## Information shown
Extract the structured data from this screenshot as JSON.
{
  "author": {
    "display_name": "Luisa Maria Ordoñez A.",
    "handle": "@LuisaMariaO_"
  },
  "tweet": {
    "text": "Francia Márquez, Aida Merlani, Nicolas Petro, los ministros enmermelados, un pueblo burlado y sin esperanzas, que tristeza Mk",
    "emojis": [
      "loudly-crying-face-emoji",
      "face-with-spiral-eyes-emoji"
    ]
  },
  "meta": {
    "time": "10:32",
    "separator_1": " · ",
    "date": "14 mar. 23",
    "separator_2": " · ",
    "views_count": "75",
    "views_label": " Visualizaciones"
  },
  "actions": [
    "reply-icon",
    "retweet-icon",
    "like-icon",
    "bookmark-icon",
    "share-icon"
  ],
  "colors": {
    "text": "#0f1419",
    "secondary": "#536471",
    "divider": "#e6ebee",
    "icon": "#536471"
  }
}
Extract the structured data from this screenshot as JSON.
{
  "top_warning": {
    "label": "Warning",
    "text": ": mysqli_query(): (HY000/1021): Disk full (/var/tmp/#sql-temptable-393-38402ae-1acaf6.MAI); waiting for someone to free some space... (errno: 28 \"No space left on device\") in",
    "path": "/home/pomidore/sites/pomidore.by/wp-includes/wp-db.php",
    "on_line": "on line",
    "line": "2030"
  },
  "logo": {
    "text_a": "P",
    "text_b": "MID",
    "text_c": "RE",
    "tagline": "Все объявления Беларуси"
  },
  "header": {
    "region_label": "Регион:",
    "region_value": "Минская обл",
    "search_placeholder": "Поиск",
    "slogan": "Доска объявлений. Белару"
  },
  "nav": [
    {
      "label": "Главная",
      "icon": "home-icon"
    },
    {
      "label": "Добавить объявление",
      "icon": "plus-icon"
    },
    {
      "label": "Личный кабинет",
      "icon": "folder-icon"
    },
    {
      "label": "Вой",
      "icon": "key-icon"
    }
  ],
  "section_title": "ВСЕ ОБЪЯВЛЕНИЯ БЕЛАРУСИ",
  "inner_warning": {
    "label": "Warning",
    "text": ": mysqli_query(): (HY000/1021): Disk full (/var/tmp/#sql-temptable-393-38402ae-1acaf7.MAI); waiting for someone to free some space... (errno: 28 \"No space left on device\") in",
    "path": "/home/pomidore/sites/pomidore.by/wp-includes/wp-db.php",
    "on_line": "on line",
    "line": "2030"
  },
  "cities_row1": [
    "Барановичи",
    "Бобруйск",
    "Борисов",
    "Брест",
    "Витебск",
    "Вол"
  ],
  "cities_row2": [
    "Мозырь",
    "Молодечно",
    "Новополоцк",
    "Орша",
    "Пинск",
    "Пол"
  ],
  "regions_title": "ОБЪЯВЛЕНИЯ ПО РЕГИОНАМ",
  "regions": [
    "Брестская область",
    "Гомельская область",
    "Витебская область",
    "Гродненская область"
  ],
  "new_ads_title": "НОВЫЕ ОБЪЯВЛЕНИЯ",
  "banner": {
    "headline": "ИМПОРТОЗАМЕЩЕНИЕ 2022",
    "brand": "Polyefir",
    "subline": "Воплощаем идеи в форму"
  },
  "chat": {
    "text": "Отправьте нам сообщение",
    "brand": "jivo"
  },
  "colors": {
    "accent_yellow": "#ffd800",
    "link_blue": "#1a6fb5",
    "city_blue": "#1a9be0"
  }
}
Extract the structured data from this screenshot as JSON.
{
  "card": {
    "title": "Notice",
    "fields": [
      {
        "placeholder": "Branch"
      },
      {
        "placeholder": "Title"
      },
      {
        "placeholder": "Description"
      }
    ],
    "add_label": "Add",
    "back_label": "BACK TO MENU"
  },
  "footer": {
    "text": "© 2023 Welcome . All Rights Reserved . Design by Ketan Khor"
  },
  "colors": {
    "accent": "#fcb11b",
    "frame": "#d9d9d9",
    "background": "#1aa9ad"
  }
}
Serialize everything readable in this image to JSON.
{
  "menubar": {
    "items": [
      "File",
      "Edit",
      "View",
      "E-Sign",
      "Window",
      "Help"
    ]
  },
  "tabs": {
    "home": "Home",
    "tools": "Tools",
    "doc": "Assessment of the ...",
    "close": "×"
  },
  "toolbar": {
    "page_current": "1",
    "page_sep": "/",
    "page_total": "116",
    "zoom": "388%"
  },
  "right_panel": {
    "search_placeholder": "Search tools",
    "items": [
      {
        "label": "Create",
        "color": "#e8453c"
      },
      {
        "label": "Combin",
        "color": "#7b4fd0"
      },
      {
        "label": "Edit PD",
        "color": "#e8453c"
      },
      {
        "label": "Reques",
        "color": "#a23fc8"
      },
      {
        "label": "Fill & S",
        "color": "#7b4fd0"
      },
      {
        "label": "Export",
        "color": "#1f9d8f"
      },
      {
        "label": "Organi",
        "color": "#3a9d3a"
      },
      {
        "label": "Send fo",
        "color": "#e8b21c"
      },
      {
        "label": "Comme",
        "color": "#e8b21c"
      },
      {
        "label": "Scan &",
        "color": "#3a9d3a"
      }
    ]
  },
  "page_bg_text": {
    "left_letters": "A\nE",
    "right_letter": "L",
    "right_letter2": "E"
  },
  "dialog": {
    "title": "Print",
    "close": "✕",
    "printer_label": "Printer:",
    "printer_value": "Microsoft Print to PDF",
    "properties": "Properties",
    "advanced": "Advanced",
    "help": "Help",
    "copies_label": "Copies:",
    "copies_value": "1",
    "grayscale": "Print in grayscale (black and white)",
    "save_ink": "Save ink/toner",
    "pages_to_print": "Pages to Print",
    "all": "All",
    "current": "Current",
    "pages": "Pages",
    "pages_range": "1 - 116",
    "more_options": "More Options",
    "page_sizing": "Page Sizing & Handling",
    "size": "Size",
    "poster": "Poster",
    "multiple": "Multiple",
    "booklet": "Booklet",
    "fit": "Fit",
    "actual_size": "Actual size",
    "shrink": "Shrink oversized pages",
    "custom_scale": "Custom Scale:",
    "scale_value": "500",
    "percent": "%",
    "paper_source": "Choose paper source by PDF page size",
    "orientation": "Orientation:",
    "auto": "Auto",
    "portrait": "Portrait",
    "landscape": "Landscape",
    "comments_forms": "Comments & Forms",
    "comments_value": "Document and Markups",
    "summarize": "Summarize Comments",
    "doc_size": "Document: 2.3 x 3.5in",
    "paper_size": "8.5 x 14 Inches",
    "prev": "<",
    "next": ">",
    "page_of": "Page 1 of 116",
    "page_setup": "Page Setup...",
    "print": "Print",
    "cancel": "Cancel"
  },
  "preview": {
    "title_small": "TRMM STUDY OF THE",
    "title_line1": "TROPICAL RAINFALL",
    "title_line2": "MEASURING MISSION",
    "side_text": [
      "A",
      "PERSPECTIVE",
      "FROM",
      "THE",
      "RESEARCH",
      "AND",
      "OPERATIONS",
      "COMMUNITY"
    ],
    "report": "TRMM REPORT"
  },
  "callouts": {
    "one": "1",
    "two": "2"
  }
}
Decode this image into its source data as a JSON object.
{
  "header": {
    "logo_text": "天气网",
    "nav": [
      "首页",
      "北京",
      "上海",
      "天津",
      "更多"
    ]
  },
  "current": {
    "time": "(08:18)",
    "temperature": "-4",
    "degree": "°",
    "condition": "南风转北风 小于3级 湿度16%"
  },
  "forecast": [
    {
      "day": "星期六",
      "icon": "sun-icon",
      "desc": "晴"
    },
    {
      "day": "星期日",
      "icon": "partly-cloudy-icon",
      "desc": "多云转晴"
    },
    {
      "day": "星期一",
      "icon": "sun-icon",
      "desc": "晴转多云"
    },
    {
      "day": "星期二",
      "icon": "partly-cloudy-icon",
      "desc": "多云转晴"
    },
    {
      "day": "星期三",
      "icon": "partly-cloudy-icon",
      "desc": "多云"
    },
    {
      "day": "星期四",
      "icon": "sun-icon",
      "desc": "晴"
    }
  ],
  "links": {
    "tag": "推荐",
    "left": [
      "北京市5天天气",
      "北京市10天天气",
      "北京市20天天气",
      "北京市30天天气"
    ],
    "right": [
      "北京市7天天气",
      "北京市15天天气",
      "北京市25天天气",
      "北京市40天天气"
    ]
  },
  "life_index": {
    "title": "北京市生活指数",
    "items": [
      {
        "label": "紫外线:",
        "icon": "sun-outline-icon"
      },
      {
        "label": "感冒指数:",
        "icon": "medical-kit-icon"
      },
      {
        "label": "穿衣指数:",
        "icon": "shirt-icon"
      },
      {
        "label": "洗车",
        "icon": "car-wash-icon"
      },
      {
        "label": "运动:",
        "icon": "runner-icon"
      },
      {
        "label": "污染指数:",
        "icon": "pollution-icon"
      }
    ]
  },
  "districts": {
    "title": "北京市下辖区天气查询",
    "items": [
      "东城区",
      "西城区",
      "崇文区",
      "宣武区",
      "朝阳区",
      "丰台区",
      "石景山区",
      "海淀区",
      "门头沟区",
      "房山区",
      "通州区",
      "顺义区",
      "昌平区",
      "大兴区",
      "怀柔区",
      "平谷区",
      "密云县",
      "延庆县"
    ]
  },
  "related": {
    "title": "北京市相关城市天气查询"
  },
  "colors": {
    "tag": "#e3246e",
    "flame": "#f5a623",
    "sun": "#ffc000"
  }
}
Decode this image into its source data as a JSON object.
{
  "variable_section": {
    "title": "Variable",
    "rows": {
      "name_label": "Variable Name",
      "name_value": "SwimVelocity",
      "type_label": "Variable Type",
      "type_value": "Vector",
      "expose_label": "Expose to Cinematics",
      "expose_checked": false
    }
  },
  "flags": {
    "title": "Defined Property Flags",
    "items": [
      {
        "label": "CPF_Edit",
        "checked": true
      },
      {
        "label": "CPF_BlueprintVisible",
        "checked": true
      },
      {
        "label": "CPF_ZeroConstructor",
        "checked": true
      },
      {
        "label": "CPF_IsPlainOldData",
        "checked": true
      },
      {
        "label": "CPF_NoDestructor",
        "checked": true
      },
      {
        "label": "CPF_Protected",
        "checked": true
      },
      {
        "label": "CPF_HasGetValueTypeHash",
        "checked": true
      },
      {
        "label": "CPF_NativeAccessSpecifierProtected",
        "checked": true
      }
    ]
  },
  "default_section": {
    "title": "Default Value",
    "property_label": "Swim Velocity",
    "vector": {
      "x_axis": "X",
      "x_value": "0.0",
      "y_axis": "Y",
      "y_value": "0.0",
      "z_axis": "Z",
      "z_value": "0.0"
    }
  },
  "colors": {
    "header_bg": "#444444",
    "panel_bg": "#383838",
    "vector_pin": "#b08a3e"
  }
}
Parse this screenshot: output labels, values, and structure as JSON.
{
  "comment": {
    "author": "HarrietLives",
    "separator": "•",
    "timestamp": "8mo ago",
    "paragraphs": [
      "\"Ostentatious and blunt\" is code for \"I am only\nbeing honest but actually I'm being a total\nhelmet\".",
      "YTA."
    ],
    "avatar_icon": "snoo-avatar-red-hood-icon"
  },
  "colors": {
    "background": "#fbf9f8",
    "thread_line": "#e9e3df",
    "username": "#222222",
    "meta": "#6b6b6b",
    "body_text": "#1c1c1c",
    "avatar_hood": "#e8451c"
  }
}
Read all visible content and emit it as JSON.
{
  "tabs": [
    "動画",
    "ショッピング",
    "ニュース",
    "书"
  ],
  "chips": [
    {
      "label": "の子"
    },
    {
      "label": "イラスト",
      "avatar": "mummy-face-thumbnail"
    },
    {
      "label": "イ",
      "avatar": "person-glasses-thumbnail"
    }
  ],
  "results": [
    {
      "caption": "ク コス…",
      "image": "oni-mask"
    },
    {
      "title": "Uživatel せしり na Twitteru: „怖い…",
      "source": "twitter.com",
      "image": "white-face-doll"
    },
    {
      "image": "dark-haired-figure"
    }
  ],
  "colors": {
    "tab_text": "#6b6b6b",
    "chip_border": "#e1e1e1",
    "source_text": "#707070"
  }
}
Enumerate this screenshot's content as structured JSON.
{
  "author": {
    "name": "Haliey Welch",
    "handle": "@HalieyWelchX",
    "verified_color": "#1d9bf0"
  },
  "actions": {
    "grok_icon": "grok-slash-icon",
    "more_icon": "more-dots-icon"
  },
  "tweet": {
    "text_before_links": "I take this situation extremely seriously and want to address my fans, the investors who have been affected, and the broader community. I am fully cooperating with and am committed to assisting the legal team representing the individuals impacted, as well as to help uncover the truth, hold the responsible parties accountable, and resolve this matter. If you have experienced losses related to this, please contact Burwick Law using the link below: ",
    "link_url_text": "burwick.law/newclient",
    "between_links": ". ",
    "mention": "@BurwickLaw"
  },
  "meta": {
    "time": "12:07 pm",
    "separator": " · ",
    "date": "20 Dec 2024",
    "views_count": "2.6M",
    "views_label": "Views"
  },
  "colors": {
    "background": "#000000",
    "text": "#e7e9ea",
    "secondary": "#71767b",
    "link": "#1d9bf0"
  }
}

## Task instructions
Pick out each line above that includes "space" and show it.

## Worked answer
    "text": ": mysqli_query(): (HY000/1021): Disk full (/var/tmp/#sql-temptable-393-38402ae-1acaf6.MAI); waiting for someone to free some space... (errno: 28 \"No space left on device\") in",
    "text": ": mysqli_query(): (HY000/1021): Disk full (/var/tmp/#sql-temptable-393-38402ae-1acaf7.MAI); waiting for someone to free some space... (errno: 28 \"No space left on device\") in",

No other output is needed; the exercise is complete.